WHAT YOU SHOULD DO
Below are the records; collect from them each line containing the string "eventType".

Stored entries:
◇ ◇ ◇ ◇

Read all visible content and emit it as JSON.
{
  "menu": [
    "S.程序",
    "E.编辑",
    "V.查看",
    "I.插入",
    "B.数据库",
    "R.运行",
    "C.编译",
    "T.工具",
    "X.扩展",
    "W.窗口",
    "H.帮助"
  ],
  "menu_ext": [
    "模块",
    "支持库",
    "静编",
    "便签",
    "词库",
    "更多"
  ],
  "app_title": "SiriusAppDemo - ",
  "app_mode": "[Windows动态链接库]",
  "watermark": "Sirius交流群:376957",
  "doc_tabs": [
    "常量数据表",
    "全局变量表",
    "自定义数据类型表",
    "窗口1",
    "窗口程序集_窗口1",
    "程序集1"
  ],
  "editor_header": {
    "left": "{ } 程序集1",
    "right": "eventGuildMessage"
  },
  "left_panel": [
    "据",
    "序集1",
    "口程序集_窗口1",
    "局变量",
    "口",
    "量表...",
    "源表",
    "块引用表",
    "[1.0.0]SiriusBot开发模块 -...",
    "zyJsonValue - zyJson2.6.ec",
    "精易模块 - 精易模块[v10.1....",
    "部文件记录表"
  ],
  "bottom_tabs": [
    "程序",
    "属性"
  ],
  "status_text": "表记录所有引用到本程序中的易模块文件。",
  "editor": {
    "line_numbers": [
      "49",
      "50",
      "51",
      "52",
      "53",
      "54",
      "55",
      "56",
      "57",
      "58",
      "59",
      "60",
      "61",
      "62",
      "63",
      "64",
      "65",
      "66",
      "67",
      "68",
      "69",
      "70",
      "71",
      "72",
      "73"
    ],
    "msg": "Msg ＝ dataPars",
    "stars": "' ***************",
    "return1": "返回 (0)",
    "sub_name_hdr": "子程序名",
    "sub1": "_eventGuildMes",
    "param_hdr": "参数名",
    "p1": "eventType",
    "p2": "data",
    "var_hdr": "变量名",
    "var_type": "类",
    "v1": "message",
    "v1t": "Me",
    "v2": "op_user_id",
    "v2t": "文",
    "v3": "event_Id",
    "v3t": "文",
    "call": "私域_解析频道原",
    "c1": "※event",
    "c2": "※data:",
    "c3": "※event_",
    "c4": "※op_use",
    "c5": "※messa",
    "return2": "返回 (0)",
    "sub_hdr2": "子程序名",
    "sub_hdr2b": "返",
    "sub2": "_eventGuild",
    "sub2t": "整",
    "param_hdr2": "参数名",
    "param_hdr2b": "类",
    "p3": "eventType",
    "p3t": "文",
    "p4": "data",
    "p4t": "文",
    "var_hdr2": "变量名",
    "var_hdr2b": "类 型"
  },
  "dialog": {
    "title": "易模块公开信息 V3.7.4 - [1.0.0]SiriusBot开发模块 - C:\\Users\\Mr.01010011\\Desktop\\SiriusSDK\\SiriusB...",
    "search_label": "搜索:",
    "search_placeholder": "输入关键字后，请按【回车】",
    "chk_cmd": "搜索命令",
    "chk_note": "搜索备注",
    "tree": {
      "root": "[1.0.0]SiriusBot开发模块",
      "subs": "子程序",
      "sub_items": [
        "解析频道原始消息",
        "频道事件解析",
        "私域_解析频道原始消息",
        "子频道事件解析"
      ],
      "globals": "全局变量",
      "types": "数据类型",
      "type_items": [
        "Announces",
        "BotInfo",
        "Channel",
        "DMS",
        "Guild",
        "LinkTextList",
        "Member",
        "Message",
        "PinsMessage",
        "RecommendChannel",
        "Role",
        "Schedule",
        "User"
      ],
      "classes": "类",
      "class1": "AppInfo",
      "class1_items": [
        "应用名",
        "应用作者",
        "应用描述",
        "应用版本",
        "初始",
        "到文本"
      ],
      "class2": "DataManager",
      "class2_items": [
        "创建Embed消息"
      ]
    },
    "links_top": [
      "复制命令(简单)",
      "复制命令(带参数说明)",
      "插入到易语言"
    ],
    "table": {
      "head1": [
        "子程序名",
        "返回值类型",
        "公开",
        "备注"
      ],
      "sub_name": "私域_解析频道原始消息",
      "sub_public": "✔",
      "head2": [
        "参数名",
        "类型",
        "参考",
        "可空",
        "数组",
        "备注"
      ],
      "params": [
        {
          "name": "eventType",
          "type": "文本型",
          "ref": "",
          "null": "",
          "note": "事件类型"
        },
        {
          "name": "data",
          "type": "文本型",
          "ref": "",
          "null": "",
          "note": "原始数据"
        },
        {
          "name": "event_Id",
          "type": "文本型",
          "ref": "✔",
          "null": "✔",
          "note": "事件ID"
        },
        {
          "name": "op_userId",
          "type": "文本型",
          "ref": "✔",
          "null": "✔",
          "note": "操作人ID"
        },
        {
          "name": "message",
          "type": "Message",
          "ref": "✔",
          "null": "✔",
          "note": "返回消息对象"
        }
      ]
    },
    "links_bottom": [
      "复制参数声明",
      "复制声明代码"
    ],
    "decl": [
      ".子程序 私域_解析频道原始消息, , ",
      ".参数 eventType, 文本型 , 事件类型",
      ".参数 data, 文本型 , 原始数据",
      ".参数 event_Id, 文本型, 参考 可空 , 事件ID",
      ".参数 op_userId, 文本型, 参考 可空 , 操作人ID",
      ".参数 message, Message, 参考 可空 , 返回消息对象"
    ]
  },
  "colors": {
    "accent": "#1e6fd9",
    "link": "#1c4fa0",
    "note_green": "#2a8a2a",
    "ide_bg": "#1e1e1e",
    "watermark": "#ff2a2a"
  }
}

◇ ◇ ◇ ◇

OUTPUT BELOW
    "p1": "eventType",
    "p3": "eventType",
          "name": "eventType",
      ".参数 eventType, 文本型 , 事件类型",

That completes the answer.